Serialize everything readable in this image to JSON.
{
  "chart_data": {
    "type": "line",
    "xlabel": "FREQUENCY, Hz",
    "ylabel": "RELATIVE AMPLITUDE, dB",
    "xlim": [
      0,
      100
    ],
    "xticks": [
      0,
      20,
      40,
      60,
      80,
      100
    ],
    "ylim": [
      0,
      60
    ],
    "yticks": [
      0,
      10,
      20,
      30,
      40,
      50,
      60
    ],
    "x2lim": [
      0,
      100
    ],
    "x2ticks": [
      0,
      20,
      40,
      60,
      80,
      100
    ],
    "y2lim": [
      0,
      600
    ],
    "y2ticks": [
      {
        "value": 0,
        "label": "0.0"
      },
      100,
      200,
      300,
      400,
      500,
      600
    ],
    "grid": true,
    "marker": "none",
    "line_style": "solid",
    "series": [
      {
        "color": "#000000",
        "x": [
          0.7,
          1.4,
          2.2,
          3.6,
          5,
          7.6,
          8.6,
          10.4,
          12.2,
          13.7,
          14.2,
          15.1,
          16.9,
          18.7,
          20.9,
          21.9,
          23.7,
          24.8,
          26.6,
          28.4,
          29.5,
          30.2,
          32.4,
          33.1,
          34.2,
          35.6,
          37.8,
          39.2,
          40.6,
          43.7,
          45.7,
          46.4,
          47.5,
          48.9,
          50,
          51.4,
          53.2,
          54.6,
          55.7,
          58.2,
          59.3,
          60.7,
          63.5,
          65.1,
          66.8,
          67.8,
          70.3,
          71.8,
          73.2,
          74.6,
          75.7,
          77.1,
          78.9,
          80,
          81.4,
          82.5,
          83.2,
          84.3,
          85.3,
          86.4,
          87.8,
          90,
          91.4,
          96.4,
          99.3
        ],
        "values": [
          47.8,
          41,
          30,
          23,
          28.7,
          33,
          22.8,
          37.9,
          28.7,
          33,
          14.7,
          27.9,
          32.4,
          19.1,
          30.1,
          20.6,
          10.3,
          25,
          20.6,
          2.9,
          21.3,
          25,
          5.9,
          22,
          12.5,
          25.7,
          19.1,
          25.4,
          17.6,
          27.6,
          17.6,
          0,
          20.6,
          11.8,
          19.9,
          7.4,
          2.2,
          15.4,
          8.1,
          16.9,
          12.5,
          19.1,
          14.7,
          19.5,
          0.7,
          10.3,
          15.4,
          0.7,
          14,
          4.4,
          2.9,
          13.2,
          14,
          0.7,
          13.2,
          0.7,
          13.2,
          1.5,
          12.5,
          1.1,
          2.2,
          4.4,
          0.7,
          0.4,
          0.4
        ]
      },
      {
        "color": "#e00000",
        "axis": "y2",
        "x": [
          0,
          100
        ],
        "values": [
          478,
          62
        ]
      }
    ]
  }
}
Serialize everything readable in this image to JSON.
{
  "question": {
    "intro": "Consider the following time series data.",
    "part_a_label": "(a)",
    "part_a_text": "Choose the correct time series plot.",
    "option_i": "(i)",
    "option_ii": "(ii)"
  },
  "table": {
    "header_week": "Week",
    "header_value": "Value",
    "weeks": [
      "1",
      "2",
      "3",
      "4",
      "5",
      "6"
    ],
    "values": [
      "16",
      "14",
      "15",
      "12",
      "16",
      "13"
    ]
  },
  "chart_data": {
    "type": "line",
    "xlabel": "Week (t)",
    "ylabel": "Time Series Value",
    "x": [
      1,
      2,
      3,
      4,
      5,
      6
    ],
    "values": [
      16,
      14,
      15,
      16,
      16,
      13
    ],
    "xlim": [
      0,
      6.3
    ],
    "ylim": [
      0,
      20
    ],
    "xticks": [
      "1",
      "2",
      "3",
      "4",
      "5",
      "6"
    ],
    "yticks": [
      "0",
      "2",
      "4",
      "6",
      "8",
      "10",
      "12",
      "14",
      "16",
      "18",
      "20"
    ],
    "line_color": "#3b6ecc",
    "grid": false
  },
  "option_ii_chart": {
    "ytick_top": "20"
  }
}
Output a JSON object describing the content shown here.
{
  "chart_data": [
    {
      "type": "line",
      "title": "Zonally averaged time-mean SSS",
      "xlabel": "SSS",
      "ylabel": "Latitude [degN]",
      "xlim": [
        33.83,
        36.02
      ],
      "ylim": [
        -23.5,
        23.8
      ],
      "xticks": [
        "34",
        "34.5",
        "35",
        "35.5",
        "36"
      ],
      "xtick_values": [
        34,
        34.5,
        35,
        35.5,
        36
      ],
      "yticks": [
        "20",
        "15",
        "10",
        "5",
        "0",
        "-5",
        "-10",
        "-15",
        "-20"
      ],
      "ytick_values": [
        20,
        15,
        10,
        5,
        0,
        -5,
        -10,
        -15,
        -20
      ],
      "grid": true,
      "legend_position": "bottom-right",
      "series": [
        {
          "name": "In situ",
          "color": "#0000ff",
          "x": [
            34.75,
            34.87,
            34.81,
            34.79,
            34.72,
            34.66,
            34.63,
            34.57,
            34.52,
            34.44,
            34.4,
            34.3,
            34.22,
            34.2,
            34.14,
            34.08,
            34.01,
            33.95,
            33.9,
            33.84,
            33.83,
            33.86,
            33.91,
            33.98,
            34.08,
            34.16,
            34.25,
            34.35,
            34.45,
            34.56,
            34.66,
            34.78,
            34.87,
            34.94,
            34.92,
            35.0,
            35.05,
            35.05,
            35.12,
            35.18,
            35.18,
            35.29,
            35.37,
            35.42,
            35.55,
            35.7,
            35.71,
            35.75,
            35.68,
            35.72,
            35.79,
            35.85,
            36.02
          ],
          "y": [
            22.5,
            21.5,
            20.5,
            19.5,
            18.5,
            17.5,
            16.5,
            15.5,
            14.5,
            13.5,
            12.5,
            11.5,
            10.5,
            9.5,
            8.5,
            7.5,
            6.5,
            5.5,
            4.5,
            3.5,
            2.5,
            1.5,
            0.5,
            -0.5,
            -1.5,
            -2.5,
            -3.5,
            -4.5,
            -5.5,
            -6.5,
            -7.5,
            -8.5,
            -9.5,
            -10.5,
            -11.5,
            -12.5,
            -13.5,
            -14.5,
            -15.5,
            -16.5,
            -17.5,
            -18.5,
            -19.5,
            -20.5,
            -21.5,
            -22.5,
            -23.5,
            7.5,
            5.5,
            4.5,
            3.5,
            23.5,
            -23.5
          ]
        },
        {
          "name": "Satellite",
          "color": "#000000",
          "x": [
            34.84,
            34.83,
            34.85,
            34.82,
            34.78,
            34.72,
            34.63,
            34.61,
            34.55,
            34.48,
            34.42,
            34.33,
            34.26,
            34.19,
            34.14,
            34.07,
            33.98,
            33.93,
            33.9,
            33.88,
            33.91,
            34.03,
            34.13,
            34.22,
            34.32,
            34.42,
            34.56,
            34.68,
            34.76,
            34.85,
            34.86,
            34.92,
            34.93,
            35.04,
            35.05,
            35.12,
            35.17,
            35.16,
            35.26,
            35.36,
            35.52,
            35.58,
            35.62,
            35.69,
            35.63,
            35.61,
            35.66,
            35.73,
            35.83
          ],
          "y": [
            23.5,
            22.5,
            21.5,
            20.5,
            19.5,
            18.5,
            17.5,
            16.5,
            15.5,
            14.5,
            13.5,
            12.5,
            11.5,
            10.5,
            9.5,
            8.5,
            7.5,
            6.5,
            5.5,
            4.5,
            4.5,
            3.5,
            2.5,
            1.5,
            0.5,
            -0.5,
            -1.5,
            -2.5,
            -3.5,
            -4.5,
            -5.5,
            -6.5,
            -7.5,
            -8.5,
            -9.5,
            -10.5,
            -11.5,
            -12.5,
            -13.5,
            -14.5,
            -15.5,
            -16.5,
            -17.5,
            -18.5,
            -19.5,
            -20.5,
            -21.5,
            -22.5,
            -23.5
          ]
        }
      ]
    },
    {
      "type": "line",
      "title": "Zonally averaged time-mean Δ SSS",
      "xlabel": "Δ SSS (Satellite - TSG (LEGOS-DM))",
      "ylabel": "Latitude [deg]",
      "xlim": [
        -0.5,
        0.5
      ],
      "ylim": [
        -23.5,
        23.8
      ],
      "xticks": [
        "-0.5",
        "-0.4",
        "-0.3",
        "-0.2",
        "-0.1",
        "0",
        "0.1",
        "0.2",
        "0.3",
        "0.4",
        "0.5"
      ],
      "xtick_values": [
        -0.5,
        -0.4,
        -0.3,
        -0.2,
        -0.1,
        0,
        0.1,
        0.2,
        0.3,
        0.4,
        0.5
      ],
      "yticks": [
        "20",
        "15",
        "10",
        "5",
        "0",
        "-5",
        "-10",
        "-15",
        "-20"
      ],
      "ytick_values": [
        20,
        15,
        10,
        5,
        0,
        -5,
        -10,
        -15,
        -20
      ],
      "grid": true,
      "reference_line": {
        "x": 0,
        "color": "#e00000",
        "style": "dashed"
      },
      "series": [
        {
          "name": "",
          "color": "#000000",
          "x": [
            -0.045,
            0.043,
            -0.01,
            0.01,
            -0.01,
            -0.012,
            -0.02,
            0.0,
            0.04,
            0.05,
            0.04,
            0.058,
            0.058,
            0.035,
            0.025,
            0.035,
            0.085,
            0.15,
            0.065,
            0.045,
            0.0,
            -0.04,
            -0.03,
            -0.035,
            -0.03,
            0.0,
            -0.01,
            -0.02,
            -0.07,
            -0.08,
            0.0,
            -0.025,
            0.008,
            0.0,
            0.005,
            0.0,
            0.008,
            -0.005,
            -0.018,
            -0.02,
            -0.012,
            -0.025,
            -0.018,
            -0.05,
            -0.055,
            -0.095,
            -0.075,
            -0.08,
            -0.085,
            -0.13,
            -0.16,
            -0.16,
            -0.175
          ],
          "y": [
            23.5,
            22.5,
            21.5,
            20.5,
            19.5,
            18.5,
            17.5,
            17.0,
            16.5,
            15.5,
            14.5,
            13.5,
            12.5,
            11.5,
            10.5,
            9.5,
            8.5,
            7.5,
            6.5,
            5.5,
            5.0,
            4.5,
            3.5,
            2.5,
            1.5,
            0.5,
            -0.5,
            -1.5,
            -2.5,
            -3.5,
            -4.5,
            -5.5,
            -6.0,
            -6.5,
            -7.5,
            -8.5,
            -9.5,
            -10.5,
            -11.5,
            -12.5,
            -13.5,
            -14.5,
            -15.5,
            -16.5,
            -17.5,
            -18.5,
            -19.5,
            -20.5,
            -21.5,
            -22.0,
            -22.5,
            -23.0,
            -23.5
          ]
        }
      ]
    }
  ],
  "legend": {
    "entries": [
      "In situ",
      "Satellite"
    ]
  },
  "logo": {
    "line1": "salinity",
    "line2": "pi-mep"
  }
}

◆ **PROMPT**:
The answer is one number: how many lines of the material above contain "title".

◆ **SOLUTION BELOW**:
2